=== GIVEN DATA ===

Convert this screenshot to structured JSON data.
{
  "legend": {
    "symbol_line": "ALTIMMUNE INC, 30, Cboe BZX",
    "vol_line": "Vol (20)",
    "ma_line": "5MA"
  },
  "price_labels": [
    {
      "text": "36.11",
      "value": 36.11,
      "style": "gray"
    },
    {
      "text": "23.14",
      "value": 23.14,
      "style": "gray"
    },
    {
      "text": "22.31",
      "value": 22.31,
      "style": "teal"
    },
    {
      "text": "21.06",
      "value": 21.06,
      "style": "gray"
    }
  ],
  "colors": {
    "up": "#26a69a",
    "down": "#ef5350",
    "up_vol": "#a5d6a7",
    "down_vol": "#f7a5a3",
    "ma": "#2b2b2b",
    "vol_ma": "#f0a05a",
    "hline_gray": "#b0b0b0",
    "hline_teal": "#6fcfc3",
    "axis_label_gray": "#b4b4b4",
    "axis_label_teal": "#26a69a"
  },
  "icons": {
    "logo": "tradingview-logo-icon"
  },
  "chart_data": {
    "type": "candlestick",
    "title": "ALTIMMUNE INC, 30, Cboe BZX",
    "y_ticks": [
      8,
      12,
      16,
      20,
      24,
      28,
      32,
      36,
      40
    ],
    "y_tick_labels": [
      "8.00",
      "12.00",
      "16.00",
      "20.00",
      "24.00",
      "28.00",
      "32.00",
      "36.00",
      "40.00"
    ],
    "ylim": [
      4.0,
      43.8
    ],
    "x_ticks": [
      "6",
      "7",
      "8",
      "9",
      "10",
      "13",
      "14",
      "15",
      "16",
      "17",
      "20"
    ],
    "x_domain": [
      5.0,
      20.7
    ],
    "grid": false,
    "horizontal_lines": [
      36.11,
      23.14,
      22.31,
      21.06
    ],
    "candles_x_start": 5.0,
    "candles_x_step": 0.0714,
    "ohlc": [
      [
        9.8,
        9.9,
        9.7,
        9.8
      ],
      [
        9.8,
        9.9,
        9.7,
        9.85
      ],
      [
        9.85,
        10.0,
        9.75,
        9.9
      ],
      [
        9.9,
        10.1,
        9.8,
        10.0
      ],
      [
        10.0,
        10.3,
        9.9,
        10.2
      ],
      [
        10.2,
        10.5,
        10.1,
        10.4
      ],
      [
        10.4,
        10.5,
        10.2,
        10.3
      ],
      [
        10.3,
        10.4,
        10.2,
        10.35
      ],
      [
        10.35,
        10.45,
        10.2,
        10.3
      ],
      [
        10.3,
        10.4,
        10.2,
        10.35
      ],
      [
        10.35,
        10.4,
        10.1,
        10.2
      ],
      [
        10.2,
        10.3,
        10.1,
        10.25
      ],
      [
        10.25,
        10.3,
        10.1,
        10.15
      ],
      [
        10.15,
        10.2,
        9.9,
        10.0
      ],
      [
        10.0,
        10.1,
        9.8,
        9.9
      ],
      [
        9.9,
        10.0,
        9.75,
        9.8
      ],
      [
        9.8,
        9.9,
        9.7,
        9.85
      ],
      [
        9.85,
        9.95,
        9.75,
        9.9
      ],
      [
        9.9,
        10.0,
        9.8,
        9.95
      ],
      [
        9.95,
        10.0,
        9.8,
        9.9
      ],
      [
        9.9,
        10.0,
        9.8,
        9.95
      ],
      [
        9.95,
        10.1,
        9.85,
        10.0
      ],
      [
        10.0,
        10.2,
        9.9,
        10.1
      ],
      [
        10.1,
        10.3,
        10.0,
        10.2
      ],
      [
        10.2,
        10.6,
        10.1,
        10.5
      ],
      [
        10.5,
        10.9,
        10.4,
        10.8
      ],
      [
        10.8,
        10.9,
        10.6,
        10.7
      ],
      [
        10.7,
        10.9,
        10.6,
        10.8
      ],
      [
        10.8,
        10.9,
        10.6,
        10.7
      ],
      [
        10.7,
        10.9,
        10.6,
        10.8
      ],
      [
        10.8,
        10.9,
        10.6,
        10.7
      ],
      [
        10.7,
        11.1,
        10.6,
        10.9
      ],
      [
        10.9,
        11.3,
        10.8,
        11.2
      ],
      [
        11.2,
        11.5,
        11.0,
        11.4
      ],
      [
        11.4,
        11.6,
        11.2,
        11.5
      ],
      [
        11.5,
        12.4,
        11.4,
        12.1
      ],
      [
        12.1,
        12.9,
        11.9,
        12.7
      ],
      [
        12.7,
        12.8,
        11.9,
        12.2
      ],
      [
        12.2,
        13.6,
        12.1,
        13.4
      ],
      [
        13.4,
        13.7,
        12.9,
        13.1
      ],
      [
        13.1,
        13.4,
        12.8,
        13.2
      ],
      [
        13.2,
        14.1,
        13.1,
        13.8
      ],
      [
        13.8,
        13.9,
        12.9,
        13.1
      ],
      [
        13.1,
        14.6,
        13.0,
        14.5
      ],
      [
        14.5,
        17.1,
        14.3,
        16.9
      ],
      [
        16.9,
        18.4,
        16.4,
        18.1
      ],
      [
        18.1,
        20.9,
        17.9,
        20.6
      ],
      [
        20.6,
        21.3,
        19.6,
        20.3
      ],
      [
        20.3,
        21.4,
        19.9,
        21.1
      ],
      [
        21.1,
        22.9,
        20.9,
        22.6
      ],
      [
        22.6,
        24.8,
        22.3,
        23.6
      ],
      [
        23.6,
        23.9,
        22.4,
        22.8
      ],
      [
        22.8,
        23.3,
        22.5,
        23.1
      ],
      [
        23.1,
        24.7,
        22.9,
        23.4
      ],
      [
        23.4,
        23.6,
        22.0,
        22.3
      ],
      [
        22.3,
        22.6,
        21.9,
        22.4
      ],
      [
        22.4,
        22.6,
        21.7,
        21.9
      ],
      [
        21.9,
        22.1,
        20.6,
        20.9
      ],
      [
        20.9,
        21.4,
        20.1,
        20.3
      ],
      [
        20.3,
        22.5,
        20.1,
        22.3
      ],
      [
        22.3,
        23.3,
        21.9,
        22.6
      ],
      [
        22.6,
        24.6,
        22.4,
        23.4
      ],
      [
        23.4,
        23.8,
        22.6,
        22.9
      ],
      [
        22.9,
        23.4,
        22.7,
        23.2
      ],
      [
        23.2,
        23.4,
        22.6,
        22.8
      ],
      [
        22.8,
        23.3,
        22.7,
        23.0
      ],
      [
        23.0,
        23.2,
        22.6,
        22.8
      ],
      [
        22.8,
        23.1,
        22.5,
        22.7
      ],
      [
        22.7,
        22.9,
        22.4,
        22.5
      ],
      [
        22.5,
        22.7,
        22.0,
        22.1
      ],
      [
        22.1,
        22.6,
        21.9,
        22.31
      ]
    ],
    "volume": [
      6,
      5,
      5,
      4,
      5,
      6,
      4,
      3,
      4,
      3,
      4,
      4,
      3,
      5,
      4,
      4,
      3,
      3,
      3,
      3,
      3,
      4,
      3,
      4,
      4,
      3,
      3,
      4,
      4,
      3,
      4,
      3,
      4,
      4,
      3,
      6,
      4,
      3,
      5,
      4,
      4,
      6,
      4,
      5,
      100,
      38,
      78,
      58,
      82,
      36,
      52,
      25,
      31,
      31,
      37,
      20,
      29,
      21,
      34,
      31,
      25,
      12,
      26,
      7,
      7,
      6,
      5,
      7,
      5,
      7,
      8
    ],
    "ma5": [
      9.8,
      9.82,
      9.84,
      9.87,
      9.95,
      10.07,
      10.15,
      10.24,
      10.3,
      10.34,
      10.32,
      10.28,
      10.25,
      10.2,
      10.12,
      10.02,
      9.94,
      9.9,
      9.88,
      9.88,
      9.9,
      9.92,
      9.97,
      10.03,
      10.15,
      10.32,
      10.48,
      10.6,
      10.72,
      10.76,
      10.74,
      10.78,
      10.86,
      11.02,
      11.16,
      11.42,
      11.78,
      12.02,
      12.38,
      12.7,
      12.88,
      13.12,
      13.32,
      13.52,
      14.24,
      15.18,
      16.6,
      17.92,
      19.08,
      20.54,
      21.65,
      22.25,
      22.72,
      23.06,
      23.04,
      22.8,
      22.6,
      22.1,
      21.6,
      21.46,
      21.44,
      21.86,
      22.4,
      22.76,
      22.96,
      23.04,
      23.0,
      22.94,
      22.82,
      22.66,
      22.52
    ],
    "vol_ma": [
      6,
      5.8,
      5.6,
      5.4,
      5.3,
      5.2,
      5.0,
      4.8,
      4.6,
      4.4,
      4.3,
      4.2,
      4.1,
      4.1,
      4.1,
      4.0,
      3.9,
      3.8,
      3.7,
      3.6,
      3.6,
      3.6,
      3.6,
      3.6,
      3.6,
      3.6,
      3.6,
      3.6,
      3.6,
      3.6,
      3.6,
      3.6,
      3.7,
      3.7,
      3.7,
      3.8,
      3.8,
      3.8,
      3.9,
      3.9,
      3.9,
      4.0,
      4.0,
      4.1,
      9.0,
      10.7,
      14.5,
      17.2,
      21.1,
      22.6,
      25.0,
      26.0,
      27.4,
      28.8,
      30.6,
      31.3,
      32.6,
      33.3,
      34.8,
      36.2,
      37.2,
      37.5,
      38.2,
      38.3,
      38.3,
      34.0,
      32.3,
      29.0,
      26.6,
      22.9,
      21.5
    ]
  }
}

===
=== GIVEN DATA ===

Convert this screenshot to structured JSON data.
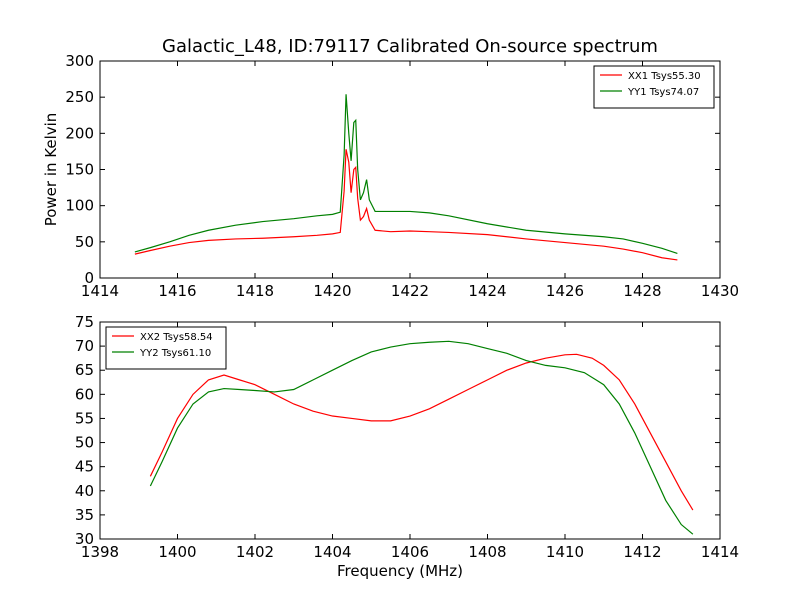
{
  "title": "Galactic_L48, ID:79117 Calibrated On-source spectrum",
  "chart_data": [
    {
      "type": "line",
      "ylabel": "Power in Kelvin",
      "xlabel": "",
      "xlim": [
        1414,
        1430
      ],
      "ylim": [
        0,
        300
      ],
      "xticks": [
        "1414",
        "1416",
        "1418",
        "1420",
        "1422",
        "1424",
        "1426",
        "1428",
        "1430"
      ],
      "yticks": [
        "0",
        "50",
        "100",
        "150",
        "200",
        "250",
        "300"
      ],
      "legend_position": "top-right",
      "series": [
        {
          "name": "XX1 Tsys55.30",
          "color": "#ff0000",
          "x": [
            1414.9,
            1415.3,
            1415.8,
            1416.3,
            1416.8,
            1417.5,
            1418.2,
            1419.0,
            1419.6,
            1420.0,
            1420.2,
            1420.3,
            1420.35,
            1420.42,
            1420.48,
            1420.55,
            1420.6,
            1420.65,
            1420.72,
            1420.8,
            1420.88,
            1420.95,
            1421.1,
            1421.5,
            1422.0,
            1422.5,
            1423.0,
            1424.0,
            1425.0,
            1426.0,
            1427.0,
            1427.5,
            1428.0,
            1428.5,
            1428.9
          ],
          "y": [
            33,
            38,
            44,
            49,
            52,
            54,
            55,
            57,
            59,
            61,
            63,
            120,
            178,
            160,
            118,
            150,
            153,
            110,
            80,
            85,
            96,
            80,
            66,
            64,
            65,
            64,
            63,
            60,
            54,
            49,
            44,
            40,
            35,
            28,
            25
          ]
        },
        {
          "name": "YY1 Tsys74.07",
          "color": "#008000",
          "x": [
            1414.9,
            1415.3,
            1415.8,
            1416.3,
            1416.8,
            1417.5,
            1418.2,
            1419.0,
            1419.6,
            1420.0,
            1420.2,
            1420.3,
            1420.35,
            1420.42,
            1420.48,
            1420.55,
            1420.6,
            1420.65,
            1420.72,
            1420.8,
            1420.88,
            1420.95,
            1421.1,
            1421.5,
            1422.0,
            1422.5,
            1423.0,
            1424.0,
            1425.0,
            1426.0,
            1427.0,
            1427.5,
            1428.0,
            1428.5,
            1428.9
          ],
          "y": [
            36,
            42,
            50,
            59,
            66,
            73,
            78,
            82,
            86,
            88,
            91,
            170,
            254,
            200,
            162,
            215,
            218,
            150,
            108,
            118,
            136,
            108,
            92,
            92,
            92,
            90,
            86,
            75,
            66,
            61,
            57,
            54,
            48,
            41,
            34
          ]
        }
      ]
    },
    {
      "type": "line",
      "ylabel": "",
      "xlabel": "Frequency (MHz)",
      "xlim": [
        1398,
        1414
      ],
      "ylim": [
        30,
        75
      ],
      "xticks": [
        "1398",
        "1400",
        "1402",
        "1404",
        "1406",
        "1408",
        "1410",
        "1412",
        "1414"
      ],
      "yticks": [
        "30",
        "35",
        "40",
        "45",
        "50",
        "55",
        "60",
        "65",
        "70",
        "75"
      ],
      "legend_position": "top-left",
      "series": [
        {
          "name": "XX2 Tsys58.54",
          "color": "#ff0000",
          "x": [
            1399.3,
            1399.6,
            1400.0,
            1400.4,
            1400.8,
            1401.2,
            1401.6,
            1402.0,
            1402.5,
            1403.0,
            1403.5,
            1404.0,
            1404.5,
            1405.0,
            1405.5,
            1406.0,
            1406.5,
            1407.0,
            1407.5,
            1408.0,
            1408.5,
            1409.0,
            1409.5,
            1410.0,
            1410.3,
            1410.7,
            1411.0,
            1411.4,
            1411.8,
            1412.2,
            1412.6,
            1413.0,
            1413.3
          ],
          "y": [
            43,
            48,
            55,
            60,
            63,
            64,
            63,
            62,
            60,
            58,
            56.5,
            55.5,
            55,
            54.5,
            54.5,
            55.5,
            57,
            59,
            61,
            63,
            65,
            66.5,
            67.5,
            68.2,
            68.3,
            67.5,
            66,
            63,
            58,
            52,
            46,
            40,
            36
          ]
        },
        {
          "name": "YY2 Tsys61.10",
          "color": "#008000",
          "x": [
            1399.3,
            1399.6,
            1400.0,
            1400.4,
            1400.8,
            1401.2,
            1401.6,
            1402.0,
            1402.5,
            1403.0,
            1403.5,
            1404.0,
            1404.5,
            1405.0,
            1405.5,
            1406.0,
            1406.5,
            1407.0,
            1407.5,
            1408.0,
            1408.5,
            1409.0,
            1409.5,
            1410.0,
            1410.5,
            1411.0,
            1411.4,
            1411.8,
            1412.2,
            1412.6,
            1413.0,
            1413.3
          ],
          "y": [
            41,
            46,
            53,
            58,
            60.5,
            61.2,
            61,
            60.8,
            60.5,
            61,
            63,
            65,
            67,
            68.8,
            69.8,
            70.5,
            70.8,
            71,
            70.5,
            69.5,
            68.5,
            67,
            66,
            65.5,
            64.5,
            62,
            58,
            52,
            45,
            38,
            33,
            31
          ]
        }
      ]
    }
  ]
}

===

WHAT TO WORK ON: Select and copy every line of the listing with the word "name".

WRITTEN ANSWER:
          "name": "XX1 Tsys55.30",
          "name": "YY1 Tsys74.07",
          "name": "XX2 Tsys58.54",
          "name": "YY2 Tsys61.10",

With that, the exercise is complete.